Select the lines of the records containing the word "JSON" and list them.

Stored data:
## Start

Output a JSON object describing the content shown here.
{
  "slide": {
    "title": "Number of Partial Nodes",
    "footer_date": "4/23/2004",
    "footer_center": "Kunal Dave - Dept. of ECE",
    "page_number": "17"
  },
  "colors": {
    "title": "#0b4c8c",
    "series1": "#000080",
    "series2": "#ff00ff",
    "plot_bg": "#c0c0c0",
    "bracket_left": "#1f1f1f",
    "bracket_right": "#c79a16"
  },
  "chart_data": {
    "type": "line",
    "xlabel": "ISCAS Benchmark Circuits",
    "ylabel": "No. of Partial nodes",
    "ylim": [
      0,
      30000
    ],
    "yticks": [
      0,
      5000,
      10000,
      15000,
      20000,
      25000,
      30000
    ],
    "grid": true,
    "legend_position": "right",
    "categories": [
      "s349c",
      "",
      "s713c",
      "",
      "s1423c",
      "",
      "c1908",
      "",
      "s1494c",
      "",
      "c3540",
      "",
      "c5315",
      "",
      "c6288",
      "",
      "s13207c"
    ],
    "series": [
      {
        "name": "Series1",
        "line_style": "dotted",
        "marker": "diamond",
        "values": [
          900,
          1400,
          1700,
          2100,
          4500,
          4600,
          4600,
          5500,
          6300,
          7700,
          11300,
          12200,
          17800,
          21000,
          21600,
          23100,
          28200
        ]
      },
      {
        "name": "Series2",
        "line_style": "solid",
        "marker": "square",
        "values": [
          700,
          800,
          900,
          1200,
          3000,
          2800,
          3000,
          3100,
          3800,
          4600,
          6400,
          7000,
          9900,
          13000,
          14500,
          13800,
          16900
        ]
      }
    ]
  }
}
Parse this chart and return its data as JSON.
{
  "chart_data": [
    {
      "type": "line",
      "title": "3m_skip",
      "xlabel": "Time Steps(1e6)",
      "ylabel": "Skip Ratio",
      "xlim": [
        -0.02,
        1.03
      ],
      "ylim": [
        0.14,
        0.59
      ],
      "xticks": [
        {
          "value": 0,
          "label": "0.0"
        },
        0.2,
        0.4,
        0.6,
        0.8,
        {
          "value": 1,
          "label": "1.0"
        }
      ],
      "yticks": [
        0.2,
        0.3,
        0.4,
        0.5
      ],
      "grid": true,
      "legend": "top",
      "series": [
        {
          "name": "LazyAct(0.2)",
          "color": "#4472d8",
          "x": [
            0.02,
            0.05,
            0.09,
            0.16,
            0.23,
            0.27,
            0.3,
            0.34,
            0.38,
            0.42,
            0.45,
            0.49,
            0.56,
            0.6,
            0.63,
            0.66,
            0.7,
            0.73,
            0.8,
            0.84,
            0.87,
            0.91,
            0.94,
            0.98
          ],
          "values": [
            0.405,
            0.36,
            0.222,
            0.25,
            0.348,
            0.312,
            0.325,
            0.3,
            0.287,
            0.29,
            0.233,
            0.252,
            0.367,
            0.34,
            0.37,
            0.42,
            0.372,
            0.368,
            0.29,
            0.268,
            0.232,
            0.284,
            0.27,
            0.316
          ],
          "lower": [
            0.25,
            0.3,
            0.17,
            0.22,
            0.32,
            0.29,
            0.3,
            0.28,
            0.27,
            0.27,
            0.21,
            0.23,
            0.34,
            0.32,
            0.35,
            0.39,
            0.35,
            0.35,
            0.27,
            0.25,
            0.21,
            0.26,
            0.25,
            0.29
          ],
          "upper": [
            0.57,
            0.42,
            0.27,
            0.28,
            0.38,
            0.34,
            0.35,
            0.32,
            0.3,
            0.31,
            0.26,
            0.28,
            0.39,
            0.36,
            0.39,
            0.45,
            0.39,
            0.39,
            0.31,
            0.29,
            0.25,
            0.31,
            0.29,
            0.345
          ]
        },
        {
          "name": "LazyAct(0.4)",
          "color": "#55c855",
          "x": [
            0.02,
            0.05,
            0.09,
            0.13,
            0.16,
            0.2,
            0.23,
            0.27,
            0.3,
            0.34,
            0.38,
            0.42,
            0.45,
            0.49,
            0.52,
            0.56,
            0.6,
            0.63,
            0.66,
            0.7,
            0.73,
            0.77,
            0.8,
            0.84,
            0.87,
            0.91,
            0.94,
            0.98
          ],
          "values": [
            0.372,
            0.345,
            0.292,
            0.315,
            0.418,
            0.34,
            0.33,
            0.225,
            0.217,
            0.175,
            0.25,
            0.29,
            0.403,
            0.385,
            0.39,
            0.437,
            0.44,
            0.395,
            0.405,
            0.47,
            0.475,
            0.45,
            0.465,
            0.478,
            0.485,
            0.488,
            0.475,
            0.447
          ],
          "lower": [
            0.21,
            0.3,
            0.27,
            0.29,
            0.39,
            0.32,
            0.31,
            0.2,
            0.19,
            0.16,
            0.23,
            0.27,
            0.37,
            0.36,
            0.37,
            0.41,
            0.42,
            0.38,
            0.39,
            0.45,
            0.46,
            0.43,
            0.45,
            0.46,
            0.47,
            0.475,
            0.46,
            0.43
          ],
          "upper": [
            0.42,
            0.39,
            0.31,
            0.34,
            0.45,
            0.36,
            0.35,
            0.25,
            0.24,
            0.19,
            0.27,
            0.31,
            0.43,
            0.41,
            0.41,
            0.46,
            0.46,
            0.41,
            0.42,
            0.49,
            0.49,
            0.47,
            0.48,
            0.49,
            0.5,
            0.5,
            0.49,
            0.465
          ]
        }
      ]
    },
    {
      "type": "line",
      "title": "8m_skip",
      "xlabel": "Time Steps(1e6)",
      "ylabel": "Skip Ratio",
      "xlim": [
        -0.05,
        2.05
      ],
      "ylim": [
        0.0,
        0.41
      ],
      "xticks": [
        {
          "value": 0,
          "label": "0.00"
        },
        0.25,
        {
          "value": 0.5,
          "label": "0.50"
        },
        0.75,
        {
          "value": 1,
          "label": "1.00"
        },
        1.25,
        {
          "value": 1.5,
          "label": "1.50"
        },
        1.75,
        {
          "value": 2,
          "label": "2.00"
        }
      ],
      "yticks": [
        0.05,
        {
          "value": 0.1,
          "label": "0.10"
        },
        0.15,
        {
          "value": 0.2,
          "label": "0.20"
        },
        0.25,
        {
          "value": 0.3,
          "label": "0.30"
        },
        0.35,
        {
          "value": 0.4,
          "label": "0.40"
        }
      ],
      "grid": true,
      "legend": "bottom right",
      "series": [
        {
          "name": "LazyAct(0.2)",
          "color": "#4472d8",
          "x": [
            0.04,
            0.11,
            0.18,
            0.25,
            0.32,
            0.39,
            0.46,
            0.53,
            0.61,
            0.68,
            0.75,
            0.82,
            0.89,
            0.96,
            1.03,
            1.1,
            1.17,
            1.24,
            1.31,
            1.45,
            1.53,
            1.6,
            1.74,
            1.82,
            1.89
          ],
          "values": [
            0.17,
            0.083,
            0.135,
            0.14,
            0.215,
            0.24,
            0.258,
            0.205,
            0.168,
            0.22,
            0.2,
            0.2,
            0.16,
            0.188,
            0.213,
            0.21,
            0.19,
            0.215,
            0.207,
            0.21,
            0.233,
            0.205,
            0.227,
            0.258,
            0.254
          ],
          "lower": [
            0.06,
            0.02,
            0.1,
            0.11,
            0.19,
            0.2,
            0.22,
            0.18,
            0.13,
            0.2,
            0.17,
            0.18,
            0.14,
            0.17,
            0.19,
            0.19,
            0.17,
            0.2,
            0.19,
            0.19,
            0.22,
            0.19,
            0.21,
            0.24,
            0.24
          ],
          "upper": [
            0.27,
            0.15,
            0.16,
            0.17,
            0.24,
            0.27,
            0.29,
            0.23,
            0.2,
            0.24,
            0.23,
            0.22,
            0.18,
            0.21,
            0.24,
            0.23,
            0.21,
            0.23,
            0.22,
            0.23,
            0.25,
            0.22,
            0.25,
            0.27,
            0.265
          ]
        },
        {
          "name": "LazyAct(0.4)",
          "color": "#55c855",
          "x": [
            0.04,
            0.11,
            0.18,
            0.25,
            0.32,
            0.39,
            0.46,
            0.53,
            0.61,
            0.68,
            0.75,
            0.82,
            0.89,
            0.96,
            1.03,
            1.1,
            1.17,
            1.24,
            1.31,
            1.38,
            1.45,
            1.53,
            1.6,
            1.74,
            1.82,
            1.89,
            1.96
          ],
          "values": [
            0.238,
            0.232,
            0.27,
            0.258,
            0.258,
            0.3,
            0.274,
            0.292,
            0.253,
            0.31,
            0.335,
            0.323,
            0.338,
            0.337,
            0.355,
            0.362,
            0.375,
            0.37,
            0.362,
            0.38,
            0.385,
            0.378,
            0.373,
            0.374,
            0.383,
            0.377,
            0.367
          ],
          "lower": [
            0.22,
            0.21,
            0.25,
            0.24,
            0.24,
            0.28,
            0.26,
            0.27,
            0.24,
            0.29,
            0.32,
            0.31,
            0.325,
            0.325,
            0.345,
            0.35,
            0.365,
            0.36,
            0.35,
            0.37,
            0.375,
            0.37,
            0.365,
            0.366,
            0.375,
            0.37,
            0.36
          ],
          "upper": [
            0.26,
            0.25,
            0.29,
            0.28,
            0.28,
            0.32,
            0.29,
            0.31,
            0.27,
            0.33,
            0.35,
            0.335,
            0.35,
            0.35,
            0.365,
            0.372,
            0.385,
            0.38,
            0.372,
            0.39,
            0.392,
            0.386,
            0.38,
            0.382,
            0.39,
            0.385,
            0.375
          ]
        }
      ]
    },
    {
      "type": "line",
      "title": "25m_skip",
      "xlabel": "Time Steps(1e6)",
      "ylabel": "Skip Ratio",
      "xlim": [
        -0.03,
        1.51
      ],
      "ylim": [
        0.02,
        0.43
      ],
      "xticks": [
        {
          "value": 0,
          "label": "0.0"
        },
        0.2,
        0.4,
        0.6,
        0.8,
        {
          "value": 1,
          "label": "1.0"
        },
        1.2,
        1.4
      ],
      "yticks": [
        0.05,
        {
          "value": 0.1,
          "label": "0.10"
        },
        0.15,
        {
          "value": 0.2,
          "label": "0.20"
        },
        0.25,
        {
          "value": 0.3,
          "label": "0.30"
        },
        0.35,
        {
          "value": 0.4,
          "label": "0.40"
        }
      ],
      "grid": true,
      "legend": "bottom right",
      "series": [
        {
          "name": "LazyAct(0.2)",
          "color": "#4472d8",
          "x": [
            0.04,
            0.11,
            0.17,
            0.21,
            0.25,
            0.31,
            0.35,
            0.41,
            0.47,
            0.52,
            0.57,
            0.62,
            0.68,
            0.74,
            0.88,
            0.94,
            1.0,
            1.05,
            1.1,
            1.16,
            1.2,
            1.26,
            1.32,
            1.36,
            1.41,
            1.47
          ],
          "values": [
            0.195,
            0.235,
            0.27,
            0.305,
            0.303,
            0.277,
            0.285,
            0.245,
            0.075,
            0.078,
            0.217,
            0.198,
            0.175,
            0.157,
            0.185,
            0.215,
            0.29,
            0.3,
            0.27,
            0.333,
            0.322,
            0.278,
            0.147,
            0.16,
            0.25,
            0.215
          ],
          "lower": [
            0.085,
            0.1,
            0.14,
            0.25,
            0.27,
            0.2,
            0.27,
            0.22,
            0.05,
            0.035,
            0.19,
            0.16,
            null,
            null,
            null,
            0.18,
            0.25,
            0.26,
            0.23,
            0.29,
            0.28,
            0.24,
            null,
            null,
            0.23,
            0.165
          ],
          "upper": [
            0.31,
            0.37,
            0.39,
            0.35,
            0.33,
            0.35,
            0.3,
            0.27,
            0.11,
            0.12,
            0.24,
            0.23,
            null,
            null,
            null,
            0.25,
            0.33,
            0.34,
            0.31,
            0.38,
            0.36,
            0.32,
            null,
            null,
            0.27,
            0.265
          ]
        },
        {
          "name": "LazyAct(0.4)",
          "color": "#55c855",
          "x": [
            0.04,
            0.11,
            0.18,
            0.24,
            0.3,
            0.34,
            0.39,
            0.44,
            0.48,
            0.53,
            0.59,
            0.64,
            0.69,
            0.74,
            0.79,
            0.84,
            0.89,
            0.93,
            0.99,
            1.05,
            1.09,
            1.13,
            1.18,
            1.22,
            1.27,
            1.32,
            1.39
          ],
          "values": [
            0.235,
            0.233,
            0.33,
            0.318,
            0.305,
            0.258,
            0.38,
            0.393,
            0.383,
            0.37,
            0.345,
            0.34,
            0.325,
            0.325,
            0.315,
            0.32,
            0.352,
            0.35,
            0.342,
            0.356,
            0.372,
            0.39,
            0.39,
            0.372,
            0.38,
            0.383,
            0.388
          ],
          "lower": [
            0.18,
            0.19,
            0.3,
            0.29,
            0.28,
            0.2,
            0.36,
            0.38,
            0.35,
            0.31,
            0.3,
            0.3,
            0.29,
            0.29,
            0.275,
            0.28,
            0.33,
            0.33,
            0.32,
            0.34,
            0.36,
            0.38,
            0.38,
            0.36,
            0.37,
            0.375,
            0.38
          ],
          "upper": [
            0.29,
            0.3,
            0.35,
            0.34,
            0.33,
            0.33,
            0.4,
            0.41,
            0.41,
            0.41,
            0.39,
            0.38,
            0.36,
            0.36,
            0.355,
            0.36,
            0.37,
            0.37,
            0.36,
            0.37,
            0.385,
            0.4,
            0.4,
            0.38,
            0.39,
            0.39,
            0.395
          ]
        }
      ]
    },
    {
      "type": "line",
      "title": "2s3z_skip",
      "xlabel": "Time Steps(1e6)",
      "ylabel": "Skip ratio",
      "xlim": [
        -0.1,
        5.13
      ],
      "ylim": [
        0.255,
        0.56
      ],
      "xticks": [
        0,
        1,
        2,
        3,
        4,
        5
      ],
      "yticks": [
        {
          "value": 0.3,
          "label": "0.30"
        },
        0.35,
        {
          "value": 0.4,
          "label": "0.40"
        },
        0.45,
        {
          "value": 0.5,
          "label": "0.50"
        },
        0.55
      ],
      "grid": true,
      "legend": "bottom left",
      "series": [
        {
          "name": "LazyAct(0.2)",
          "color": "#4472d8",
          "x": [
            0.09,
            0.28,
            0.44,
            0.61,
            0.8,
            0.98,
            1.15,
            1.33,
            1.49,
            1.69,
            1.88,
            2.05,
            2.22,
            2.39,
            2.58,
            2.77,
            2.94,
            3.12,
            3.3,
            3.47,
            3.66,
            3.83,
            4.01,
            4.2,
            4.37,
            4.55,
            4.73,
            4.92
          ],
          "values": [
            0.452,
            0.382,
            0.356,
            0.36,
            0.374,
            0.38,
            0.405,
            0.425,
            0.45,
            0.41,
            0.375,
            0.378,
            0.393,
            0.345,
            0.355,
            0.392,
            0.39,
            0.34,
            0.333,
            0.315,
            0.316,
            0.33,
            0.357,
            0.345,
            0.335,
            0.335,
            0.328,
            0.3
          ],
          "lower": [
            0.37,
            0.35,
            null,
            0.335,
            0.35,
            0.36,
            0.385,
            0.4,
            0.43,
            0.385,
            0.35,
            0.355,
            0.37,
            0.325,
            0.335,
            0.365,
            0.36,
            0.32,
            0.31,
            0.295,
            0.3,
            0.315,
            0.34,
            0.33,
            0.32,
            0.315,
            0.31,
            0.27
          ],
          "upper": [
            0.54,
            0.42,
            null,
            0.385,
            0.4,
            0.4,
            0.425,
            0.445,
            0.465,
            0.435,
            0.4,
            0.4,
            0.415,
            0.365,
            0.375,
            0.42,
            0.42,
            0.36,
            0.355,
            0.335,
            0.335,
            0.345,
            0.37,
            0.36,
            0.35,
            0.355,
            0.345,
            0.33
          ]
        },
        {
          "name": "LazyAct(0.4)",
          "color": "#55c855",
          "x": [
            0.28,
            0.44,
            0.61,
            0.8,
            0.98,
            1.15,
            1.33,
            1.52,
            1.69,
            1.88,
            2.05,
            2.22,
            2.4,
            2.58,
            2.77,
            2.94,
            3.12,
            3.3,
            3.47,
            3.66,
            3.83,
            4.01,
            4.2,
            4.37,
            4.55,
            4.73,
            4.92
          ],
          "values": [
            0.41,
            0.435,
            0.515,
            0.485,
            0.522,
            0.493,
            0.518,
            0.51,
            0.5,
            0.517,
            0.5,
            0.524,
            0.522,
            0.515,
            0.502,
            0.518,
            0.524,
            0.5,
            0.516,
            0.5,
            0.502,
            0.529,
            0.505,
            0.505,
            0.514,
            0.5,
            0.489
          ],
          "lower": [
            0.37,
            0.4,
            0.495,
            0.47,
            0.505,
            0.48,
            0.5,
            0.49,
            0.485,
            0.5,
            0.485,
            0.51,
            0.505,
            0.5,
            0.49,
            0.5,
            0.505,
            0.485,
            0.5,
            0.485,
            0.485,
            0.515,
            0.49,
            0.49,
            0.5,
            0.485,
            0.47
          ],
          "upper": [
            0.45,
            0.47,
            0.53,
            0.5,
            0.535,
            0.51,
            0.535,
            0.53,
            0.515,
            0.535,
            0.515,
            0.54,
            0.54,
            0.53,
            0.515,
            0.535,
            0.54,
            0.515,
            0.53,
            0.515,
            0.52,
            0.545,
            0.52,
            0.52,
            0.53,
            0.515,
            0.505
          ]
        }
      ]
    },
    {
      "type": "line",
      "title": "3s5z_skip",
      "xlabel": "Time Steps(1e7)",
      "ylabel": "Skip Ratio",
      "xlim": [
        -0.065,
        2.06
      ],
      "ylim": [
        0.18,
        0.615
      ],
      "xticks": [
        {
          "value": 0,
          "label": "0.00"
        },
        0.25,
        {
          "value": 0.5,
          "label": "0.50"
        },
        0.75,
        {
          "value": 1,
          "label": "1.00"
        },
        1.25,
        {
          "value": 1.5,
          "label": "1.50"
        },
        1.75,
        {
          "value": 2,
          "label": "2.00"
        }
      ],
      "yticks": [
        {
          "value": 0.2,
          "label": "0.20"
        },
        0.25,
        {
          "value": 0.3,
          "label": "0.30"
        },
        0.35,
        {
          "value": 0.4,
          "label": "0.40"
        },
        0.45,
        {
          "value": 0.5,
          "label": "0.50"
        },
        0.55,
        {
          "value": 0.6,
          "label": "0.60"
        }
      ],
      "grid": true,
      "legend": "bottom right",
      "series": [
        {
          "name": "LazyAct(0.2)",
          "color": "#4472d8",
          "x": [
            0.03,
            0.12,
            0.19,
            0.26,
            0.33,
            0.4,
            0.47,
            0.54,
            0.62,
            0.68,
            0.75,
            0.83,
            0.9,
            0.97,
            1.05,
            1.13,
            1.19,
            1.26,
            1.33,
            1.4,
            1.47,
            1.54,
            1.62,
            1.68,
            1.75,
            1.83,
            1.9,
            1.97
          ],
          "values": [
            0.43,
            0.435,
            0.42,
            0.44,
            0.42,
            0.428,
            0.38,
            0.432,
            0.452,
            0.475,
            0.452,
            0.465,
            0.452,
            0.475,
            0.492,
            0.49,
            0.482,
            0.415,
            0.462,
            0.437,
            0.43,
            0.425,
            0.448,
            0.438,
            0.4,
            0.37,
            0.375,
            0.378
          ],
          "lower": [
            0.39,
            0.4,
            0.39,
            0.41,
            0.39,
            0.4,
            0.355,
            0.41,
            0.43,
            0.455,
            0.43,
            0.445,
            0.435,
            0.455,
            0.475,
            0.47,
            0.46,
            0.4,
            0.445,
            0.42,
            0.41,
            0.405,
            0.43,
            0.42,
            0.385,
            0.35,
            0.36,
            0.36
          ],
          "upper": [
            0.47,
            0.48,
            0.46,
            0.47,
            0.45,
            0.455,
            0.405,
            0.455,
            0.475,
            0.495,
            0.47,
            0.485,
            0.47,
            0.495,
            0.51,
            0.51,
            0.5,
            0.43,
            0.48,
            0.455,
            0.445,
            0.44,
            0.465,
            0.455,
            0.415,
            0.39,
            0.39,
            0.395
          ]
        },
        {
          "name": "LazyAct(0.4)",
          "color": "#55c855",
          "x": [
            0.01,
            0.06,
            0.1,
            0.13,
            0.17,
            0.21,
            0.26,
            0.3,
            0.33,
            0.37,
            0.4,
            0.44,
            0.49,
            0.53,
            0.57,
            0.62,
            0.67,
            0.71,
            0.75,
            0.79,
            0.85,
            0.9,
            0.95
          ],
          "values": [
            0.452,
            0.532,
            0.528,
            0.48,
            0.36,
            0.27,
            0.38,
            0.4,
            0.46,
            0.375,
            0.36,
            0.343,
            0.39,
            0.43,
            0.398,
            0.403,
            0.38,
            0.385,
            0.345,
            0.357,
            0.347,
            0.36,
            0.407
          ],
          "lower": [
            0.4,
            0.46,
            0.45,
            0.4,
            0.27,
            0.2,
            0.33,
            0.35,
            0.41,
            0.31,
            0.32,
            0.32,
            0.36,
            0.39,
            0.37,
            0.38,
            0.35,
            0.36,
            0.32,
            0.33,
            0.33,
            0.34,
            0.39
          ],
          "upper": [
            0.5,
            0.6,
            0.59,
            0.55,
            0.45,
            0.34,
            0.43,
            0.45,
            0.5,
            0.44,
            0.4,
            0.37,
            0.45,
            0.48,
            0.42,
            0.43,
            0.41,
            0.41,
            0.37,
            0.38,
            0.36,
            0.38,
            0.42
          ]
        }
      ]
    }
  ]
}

## End

Finished exercise:
Output a JSON object describing the content shown here.
Parse this chart and return its data as JSON.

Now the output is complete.